Exhibit 10.20
SECOND AMENDED AND RESTATED
PLEDGE AGREEMENT
This Amended and Restated Pledge Agreement, dated as of October 18, 2001
(the "Agreement"), executed by XXXXXXX X. XXXXX ("Pledgor") for the benefit of
OAO TECHNOLOGY SOLUTIONS, INC., a Delaware corporation ("Lender"), amends and
restates in its entirety the Amended and Restated Pledge Agreement dated as of
July 14, 1999 executed by Pledgor for the benefit of Lender (the "Original
Pledge Agreement").
For good and valuable consideration and intending to be legally bound,
Pledgor hereby assigns, pledges and grants to Lender a security interest in the
common units of Terrapin Partners Holding Company LLC, a Delaware limited
liability company (the "LLC"), received by Xxxxx on the date hereof as more
particularly described on Schedule A attached hereto and made a part hereof
(collectively, the "Securities"), and cash and non-cash proceeds, distributions,
additions, substitutions, exchanges, redemptions and replacements of, on or by
reason of any of the foregoing (collectively, the "Collateral"), as security for
the payment and performance of all indebtedness, liabilities and obligations of
Borrower (primary, secondary, direct, contingent, related, unrelated, sole,
joint or several) to Lender, whether for principal, interest, fees, expenses or
otherwise, (the "Obligations"), arising under that certain Second Amended and
Restated Term Note, dated as of the date hereof but effective as of July 14,
1999, made by Borrower in favor of Lender in the principal amount of $2,932,500
(the "Note"), all on the following terms and conditions.

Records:
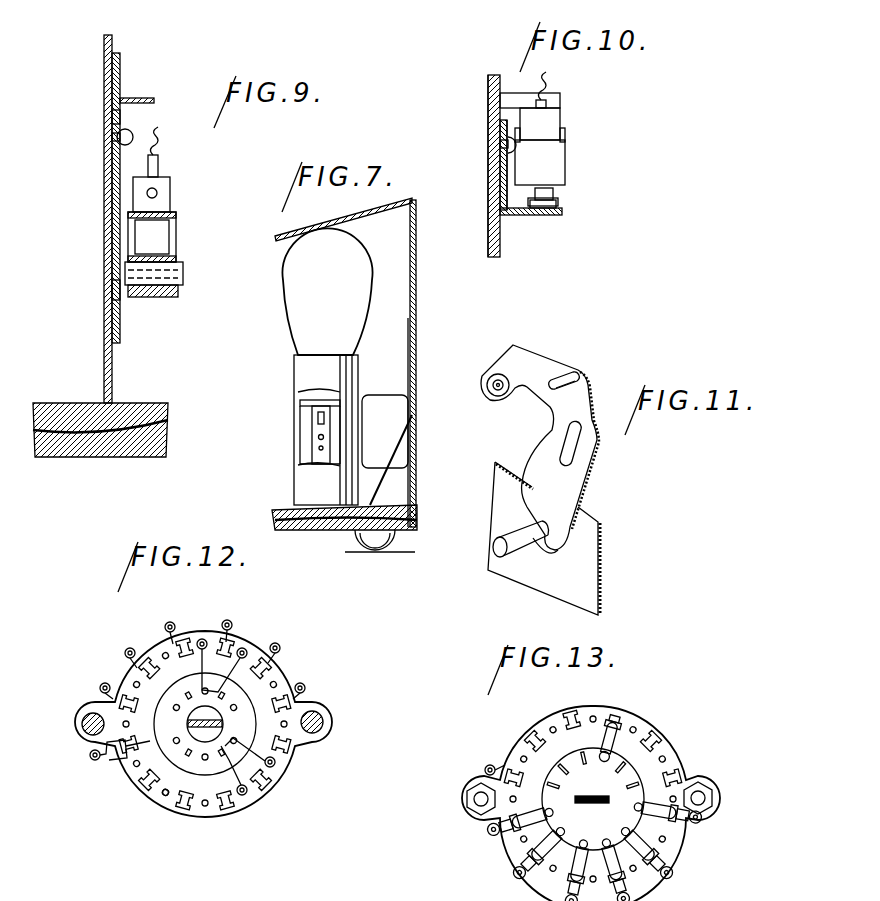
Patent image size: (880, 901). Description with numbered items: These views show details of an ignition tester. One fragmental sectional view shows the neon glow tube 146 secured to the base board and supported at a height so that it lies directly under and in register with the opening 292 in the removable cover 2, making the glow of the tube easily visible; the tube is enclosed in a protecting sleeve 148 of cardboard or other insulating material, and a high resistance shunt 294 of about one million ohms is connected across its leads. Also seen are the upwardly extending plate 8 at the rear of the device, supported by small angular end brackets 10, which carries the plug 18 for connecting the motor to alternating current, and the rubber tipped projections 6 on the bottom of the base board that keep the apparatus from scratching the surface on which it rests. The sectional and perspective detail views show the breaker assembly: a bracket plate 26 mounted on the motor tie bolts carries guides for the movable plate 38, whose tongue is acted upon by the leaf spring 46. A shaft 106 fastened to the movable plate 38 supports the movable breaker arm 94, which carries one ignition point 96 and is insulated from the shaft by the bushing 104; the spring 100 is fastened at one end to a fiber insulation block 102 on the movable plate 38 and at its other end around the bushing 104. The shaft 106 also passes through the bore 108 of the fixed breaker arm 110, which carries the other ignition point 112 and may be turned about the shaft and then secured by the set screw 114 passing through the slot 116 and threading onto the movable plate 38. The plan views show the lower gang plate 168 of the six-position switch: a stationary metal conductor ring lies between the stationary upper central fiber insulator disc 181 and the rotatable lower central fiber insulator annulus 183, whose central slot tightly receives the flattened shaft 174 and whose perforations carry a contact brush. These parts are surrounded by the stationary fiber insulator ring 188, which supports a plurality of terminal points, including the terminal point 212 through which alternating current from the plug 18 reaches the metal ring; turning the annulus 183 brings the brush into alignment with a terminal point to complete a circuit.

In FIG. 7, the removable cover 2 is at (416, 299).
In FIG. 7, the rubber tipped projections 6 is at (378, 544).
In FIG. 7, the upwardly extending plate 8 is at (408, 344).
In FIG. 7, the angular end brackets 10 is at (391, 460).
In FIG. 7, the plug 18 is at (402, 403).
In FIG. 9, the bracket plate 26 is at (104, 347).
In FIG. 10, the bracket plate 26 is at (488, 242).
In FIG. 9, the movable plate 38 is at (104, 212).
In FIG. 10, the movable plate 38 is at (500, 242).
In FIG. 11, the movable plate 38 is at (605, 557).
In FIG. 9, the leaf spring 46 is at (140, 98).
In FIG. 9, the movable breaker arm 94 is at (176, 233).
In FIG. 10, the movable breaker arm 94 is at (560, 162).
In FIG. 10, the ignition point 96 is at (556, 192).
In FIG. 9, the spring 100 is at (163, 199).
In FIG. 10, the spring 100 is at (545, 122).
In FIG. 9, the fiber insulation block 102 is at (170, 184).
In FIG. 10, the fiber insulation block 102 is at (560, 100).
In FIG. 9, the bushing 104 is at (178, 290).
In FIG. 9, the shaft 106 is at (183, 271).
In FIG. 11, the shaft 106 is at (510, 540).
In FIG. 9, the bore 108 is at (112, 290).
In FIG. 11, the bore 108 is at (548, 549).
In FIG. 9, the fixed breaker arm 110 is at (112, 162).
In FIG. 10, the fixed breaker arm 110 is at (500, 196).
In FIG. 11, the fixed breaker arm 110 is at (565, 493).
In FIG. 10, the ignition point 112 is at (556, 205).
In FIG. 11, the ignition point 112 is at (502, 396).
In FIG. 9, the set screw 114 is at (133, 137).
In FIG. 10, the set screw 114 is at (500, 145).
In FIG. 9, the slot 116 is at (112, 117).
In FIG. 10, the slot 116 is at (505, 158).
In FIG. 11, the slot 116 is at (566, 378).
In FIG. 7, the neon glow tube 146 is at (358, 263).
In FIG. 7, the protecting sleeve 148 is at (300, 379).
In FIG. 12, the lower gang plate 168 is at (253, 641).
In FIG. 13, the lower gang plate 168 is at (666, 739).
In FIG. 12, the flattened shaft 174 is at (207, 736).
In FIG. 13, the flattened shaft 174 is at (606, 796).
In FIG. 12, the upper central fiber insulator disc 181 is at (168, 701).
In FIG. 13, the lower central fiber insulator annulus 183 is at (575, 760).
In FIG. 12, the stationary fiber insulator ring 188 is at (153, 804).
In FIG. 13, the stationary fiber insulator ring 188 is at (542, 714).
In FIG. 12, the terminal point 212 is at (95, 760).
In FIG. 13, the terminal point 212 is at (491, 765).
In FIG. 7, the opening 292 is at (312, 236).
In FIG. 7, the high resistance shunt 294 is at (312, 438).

--

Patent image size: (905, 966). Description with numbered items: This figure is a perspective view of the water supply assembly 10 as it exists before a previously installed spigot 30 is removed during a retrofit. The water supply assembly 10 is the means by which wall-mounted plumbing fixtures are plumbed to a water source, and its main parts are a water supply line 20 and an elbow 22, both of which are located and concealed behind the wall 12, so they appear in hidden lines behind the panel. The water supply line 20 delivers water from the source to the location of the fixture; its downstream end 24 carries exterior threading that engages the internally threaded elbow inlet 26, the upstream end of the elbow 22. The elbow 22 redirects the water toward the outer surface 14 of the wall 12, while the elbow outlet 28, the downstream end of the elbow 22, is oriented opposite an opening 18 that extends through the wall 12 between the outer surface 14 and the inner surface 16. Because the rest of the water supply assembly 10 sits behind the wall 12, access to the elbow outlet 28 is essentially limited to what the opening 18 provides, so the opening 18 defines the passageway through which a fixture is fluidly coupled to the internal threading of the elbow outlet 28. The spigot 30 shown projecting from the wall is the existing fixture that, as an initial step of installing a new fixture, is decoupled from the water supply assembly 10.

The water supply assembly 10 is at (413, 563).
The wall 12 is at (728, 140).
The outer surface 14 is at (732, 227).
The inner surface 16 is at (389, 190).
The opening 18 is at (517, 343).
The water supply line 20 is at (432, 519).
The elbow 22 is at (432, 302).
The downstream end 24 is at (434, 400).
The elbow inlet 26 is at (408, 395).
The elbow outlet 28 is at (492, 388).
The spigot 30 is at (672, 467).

** The tasks **
1 - In the pledge agreement, list every term defined in quotation marks within the paragraph that begins "For good and valuable consideration."
2 - Carry on the pledge agreement from the point where it stops.

** Responses per task **
1 - "LLC", "Securities", "Collateral", "Obligations", "Note"

2 -
A. Representations and Warranties. Pledgor represents and warrants that:
1. Pledgor has good title to the Securities free and clear of all
liens and encumbrances except the security interest created hereby.
2. Pledgor has delivered to Lender the certificates representing or
evidencing the Securities, accompanied by corresponding assignment or
transfer powers duly executed in blank by Pledgor, and this Agreement and
such powers have been duly and validly executed and are binding and
enforceable against Pledgor in accordance with their terms; and the pledge
of the Securities in accordance with the terms hereof creates a valid and
perfected first priority security interest in the Securities securing
payment of the Obligations.
3. No authorization, approval, consent, or other action by, and no
notice to or filing with, any governmental authority, regulatory body or
other person or entity is required either (i) for the pledge by Pledgor of
the Collateral pursuant to this Agreement or for the execution, delivery or
performance of this Agreement by Pledgor, or (ii) for the exercise by
Lender of the voting or other rights provided for in this Agreement or the
remedies in respect of the Collateral pursuant to this Agreement (except as
may be required in connection with such disposition by laws affecting the
offering and sale of securities generally).
B. Negative Pledge. Pledgor agrees not to (i) sell or otherwise dispose of,
or grant any option with respect to, any of the Collateral, or (ii) create or
permit to exist any lien, security interest or other charge or encumbrance upon
or with respect to any of the Collateral, except the security interest under
this Agreement.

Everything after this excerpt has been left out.